- Job
Send back the records in full, character for character.

- Data entries for graphics
━━━━━━━━━━━━━━━━━━━━━━━━━━━━━━

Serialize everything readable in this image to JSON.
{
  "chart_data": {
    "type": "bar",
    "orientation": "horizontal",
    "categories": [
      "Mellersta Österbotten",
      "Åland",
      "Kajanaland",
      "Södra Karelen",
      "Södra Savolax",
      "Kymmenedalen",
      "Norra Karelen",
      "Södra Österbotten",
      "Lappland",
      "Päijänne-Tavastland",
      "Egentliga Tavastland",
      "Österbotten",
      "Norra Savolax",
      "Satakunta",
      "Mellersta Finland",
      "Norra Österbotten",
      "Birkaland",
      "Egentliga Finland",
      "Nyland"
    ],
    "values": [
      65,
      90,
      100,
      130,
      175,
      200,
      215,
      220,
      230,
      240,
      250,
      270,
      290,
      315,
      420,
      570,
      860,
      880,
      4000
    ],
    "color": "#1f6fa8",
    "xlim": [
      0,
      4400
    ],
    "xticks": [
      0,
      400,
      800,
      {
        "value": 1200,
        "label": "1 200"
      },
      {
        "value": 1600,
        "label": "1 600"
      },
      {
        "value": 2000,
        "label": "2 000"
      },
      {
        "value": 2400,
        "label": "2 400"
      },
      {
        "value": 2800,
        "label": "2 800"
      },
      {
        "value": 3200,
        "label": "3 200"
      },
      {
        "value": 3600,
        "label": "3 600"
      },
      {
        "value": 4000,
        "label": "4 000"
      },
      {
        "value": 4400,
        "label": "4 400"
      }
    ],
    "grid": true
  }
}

━━━━━━━━━━━━━━━━━━━━━━━━━━━━━━

- Final result
Serialize everything readable in this image to JSON.
{
  "chart_data": {
    "type": "bar",
    "orientation": "horizontal",
    "categories": [
      "Mellersta Österbotten",
      "Åland",
      "Kajanaland",
      "Södra Karelen",
      "Södra Savolax",
      "Kymmenedalen",
      "Norra Karelen",
      "Södra Österbotten",
      "Lappland",
      "Päijänne-Tavastland",
      "Egentliga Tavastland",
      "Österbotten",
      "Norra Savolax",
      "Satakunta",
      "Mellersta Finland",
      "Norra Österbotten",
      "Birkaland",
      "Egentliga Finland",
      "Nyland"
    ],
    "values": [
      65,
      90,
      100,
      130,
      175,
      200,
      215,
      220,
      230,
      240,
      250,
      270,
      290,
      315,
      420,
      570,
      860,
      880,
      4000
    ],
    "color": "#1f6fa8",
    "xlim": [
      0,
      4400
    ],
    "xticks": [
      0,
      400,
      800,
      {
        "value": 1200,
        "label": "1 200"
      },
      {
        "value": 1600,
        "label": "1 600"
      },
      {
        "value": 2000,
        "label": "2 000"
      },
      {
        "value": 2400,
        "label": "2 400"
      },
      {
        "value": 2800,
        "label": "2 800"
      },
      {
        "value": 3200,
        "label": "3 200"
      },
      {
        "value": 3600,
        "label": "3 600"
      },
      {
        "value": 4000,
        "label": "4 000"
      },
      {
        "value": 4400,
        "label": "4 400"
      }
    ],
    "grid": true
  }
}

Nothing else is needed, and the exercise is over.